— Figure dataset records —
>>>
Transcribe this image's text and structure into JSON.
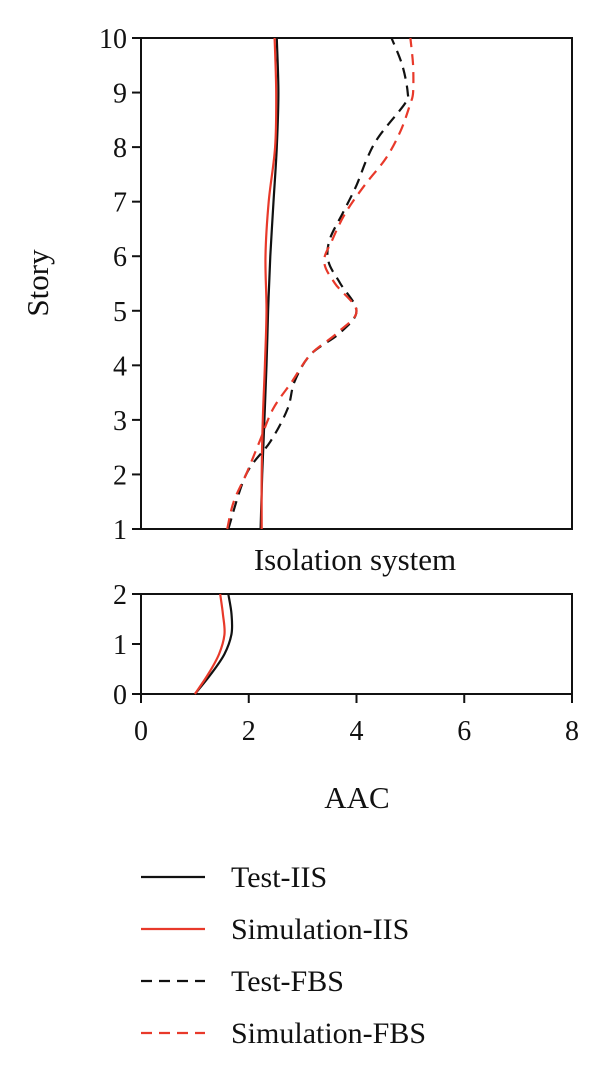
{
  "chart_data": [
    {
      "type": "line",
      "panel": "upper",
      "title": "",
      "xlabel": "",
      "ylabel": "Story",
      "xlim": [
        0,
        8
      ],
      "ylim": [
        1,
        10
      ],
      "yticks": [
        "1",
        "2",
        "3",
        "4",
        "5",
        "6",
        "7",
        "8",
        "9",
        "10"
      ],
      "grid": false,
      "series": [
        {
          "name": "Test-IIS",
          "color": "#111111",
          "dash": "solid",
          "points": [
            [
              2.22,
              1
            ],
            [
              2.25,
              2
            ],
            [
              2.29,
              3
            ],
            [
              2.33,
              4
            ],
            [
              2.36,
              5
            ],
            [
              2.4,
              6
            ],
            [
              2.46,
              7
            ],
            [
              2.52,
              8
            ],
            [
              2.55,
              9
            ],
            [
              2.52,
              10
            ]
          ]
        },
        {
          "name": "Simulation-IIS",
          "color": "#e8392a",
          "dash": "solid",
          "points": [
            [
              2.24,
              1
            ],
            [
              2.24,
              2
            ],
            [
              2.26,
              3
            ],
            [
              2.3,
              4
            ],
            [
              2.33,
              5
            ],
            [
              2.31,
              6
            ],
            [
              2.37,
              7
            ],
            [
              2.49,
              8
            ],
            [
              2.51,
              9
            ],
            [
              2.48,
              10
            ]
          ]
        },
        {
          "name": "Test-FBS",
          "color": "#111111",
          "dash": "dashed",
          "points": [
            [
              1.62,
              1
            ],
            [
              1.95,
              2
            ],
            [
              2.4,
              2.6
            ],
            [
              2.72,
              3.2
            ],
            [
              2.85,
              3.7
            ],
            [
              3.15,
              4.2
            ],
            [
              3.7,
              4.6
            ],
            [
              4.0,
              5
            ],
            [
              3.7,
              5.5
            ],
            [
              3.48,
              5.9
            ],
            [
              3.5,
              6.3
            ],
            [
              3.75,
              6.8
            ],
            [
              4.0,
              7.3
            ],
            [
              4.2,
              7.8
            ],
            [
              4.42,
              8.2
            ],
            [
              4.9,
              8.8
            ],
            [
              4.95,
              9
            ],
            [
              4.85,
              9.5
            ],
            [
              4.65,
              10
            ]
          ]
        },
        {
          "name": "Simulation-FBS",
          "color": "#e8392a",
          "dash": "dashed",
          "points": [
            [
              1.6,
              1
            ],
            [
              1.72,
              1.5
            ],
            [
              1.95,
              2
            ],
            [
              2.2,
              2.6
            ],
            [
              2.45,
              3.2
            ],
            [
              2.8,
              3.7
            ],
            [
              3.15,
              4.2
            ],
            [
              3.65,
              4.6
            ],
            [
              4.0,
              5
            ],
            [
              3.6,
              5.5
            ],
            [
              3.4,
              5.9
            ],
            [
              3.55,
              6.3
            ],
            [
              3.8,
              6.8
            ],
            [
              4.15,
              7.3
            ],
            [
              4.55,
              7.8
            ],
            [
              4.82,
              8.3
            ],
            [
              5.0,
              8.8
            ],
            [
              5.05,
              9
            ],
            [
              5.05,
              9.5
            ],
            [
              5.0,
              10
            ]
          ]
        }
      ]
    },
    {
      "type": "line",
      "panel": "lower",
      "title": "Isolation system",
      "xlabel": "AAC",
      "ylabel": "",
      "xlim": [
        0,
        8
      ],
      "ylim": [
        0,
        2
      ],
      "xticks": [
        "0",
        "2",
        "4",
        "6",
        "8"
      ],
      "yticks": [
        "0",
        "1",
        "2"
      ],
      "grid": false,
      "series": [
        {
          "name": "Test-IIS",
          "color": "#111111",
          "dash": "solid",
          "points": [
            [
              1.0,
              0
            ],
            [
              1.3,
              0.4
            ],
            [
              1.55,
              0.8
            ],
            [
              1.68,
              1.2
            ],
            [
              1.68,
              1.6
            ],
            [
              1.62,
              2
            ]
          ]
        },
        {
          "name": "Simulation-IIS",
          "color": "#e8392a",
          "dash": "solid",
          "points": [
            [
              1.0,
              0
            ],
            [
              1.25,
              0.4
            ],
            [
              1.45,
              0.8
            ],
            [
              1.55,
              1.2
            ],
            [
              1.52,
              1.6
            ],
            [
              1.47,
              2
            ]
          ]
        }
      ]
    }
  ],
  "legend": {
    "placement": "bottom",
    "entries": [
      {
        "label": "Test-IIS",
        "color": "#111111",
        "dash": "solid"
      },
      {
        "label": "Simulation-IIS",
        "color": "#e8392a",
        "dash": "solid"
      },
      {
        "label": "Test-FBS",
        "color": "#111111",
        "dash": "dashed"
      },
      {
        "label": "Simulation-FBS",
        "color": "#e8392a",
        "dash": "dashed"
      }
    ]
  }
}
<<<
>>>
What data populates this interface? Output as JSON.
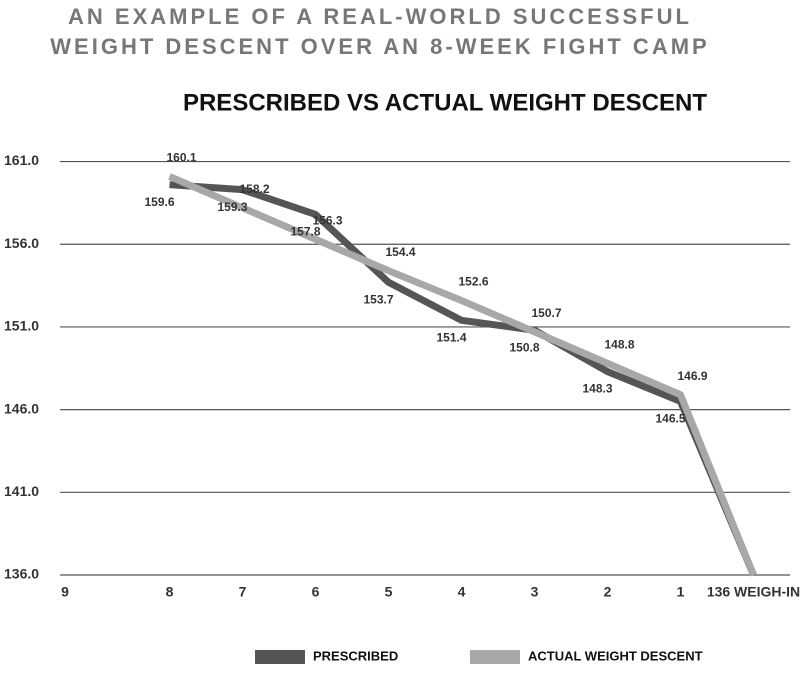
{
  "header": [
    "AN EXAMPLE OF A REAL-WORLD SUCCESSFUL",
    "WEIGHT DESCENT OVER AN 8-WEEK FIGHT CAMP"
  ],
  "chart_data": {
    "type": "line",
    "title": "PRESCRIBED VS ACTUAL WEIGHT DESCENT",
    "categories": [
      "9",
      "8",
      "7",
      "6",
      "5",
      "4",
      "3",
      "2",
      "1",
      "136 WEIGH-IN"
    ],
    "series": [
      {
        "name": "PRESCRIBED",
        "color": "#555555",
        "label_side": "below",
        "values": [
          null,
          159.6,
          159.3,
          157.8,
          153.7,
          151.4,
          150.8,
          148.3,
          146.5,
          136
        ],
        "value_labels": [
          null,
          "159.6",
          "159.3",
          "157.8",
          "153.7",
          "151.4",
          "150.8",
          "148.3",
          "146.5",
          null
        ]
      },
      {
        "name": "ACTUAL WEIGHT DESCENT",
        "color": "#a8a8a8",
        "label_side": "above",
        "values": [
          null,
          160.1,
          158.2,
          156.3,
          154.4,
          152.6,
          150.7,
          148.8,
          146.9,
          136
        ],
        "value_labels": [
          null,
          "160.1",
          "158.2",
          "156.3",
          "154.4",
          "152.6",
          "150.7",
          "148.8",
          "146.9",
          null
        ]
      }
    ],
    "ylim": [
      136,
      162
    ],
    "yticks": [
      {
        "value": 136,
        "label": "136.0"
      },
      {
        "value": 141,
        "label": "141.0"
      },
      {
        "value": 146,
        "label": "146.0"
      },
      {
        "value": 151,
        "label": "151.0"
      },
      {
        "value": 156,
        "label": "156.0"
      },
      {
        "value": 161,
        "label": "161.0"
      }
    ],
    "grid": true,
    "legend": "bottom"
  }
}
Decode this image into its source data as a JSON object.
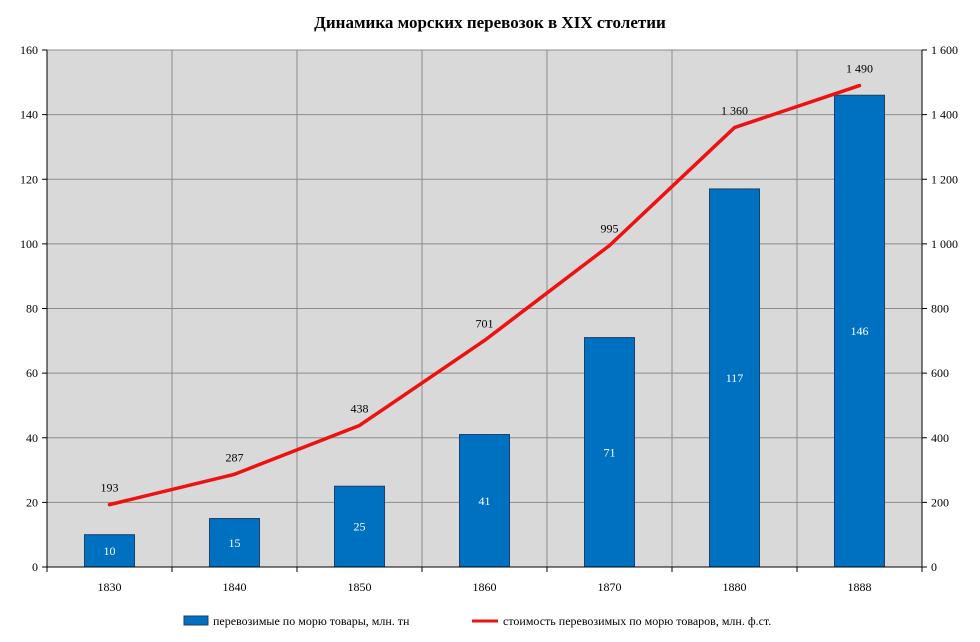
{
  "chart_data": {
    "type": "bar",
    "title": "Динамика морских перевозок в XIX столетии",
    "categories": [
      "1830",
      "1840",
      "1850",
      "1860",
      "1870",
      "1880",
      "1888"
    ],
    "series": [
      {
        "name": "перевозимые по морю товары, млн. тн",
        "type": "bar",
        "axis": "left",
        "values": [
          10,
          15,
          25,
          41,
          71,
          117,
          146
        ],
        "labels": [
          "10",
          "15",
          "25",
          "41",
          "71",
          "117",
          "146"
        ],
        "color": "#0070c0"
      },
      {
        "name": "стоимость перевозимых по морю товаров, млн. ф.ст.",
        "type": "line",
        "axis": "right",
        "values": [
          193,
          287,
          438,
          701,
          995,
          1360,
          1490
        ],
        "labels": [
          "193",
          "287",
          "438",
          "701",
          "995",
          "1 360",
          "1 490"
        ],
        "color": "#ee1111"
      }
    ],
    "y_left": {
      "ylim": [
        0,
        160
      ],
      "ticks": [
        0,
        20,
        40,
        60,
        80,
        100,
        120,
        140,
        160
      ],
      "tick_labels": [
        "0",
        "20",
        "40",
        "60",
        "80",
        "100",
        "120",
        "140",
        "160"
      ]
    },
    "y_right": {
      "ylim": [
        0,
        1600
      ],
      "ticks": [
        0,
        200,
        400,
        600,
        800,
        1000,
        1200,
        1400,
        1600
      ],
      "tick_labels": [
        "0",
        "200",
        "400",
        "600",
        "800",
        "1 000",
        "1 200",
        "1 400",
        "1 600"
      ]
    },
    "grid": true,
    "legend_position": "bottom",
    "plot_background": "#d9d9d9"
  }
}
<<<
What is the number of lines above that hold the string "image"? Answer with that number alone.

— RESULT OF THE EXERCISE —
2